→ Direction
Return the records word for word. Any pictures in them are not part of the copy.

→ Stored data
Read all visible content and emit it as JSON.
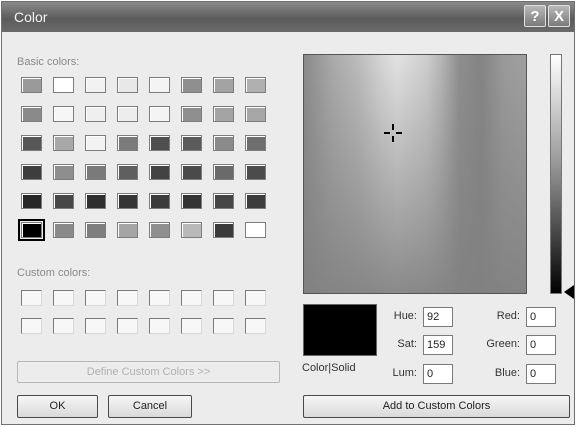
{
  "window": {
    "title": "Color",
    "help_icon_label": "?",
    "close_icon_label": "X"
  },
  "basic": {
    "label": "Basic colors:"
  },
  "basic_colors": [
    [
      "#9a9a9a",
      "#ffffff",
      "#f2f2f2",
      "#e7e7e7",
      "#f4f4f4",
      "#8f8f8f",
      "#a3a3a3",
      "#b0b0b0"
    ],
    [
      "#8a8a8a",
      "#f6f6f6",
      "#efefef",
      "#ededed",
      "#f4f4f4",
      "#8f8f8f",
      "#a4a4a4",
      "#a7a7a7"
    ],
    [
      "#575757",
      "#a8a8a8",
      "#f2f2f2",
      "#7b7b7b",
      "#4f4f4f",
      "#5b5b5b",
      "#8a8a8a",
      "#6e6e6e"
    ],
    [
      "#3d3d3d",
      "#8e8e8e",
      "#7a7a7a",
      "#5f5f5f",
      "#434343",
      "#4a4a4a",
      "#6a6a6a",
      "#4b4b4b"
    ],
    [
      "#262626",
      "#474747",
      "#2e2e2e",
      "#353535",
      "#3b3b3b",
      "#333333",
      "#454545",
      "#3c3c3c"
    ],
    [
      "#000000",
      "#8a8a8a",
      "#7e7e7e",
      "#a5a5a5",
      "#8f8f8f",
      "#b9b9b9",
      "#3a3a3a",
      "#ffffff"
    ]
  ],
  "custom": {
    "label": "Custom colors:"
  },
  "buttons": {
    "define_custom": "Define Custom Colors >>",
    "ok": "OK",
    "cancel": "Cancel",
    "add_custom": "Add to Custom Colors"
  },
  "preview": {
    "label": "Color|Solid",
    "color": "#000000"
  },
  "fields": {
    "hue": {
      "label": "Hue:",
      "value": "92"
    },
    "sat": {
      "label": "Sat:",
      "value": "159"
    },
    "lum": {
      "label": "Lum:",
      "value": "0"
    },
    "red": {
      "label": "Red:",
      "value": "0"
    },
    "green": {
      "label": "Green:",
      "value": "0"
    },
    "blue": {
      "label": "Blue:",
      "value": "0"
    }
  }
}
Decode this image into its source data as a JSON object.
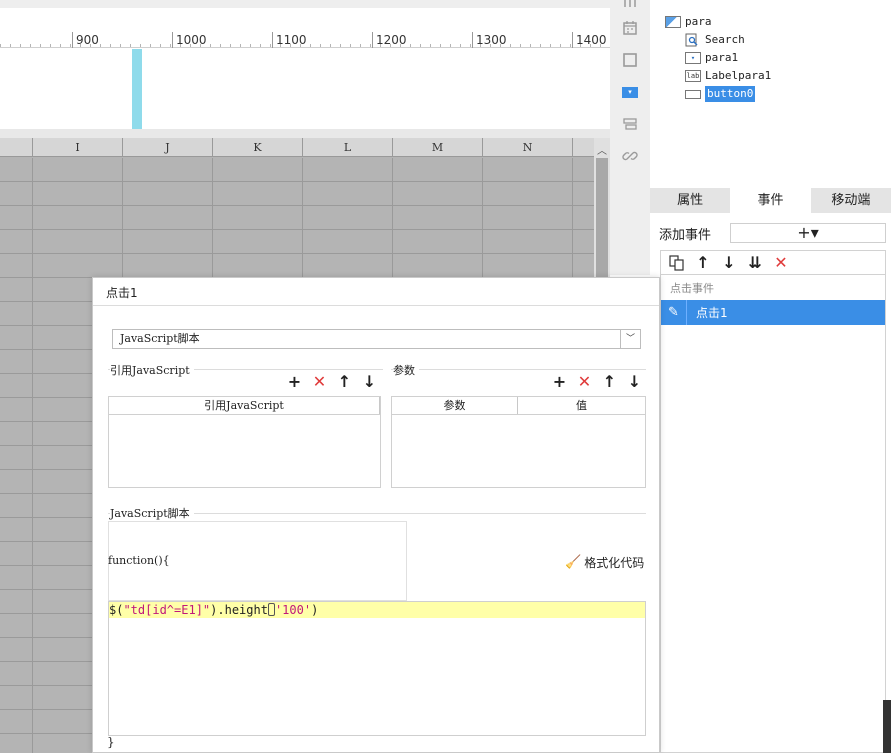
{
  "ruler": {
    "labels": [
      "900",
      "1000",
      "1100",
      "1200",
      "1300",
      "1400"
    ]
  },
  "sheet": {
    "columns": [
      "I",
      "J",
      "K",
      "L",
      "M",
      "N"
    ]
  },
  "tree": {
    "items": [
      {
        "label": "para",
        "icon": "form-panel-icon"
      },
      {
        "label": "Search",
        "icon": "search-widget-icon"
      },
      {
        "label": "para1",
        "icon": "dropdown-widget-icon"
      },
      {
        "label": "Labelpara1",
        "icon": "label-widget-icon",
        "icon_text": "lab"
      },
      {
        "label": "button0",
        "icon": "button-widget-icon",
        "selected": true
      }
    ]
  },
  "tabs": [
    "属性",
    "事件",
    "移动端"
  ],
  "active_tab": "事件",
  "events": {
    "add_label": "添加事件",
    "add_symbol": "+▾",
    "group_label": "点击事件",
    "items": [
      "点击1"
    ]
  },
  "dialog": {
    "title": "点击1",
    "script_type": "JavaScript脚本",
    "ref_js_section": "引用JavaScript",
    "params_section": "参数",
    "ref_js_header": "引用JavaScript",
    "params_headers": [
      "参数",
      "值"
    ],
    "script_section": "JavaScript脚本",
    "function_label": "function(){",
    "format_button": "格式化代码",
    "code": {
      "prefix": "$(",
      "selector": "\"td[id^=E1]\"",
      "middle": ").height",
      "argument": "'100'",
      "suffix": ")"
    },
    "closing": "}"
  },
  "colors": {
    "accent": "#3a8ee6",
    "delete_red": "#e03b3b",
    "code_highlight": "#ffffa8",
    "string_magenta": "#c0187a",
    "canvas_marker": "#8fdbeb"
  }
}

→ Final result
Read all visible content and emit it as JSON.
{
  "window": {
    "title": "Color",
    "help_icon_label": "?",
    "close_icon_label": "X"
  },
  "basic": {
    "label": "Basic colors:"
  },
  "basic_colors": [
    [
      "#9a9a9a",
      "#ffffff",
      "#f2f2f2",
      "#e7e7e7",
      "#f4f4f4",
      "#8f8f8f",
      "#a3a3a3",
      "#b0b0b0"
    ],
    [
      "#8a8a8a",
      "#f6f6f6",
      "#efefef",
      "#ededed",
      "#f4f4f4",
      "#8f8f8f",
      "#a4a4a4",
      "#a7a7a7"
    ],
    [
      "#575757",
      "#a8a8a8",
      "#f2f2f2",
      "#7b7b7b",
      "#4f4f4f",
      "#5b5b5b",
      "#8a8a8a",
      "#6e6e6e"
    ],
    [
      "#3d3d3d",
      "#8e8e8e",
      "#7a7a7a",
      "#5f5f5f",
      "#434343",
      "#4a4a4a",
      "#6a6a6a",
      "#4b4b4b"
    ],
    [
      "#262626",
      "#474747",
      "#2e2e2e",
      "#353535",
      "#3b3b3b",
      "#333333",
      "#454545",
      "#3c3c3c"
    ],
    [
      "#000000",
      "#8a8a8a",
      "#7e7e7e",
      "#a5a5a5",
      "#8f8f8f",
      "#b9b9b9",
      "#3a3a3a",
      "#ffffff"
    ]
  ],
  "custom": {
    "label": "Custom colors:"
  },
  "buttons": {
    "define_custom": "Define Custom Colors >>",
    "ok": "OK",
    "cancel": "Cancel",
    "add_custom": "Add to Custom Colors"
  },
  "preview": {
    "label": "Color|Solid",
    "color": "#000000"
  },
  "fields": {
    "hue": {
      "label": "Hue:",
      "value": "92"
    },
    "sat": {
      "label": "Sat:",
      "value": "159"
    },
    "lum": {
      "label": "Lum:",
      "value": "0"
    },
    "red": {
      "label": "Red:",
      "value": "0"
    },
    "green": {
      "label": "Green:",
      "value": "0"
    },
    "blue": {
      "label": "Blue:",
      "value": "0"
    }
  }
}
Decode this image into its source data as a JSON object.
{
  "ruler": {
    "labels": [
      "900",
      "1000",
      "1100",
      "1200",
      "1300",
      "1400"
    ]
  },
  "sheet": {
    "columns": [
      "I",
      "J",
      "K",
      "L",
      "M",
      "N"
    ]
  },
  "tree": {
    "items": [
      {
        "label": "para",
        "icon": "form-panel-icon"
      },
      {
        "label": "Search",
        "icon": "search-widget-icon"
      },
      {
        "label": "para1",
        "icon": "dropdown-widget-icon"
      },
      {
        "label": "Labelpara1",
        "icon": "label-widget-icon",
        "icon_text": "lab"
      },
      {
        "label": "button0",
        "icon": "button-widget-icon",
        "selected": true
      }
    ]
  },
  "tabs": [
    "属性",
    "事件",
    "移动端"
  ],
  "active_tab": "事件",
  "events": {
    "add_label": "添加事件",
    "add_symbol": "+▾",
    "group_label": "点击事件",
    "items": [
      "点击1"
    ]
  },
  "dialog": {
    "title": "点击1",
    "script_type": "JavaScript脚本",
    "ref_js_section": "引用JavaScript",
    "params_section": "参数",
    "ref_js_header": "引用JavaScript",
    "params_headers": [
      "参数",
      "值"
    ],
    "script_section": "JavaScript脚本",
    "function_label": "function(){",
    "format_button": "格式化代码",
    "code": {
      "prefix": "$(",
      "selector": "\"td[id^=E1]\"",
      "middle": ").height",
      "argument": "'100'",
      "suffix": ")"
    },
    "closing": "}"
  },
  "colors": {
    "accent": "#3a8ee6",
    "delete_red": "#e03b3b",
    "code_highlight": "#ffffa8",
    "string_magenta": "#c0187a",
    "canvas_marker": "#8fdbeb"
  }
}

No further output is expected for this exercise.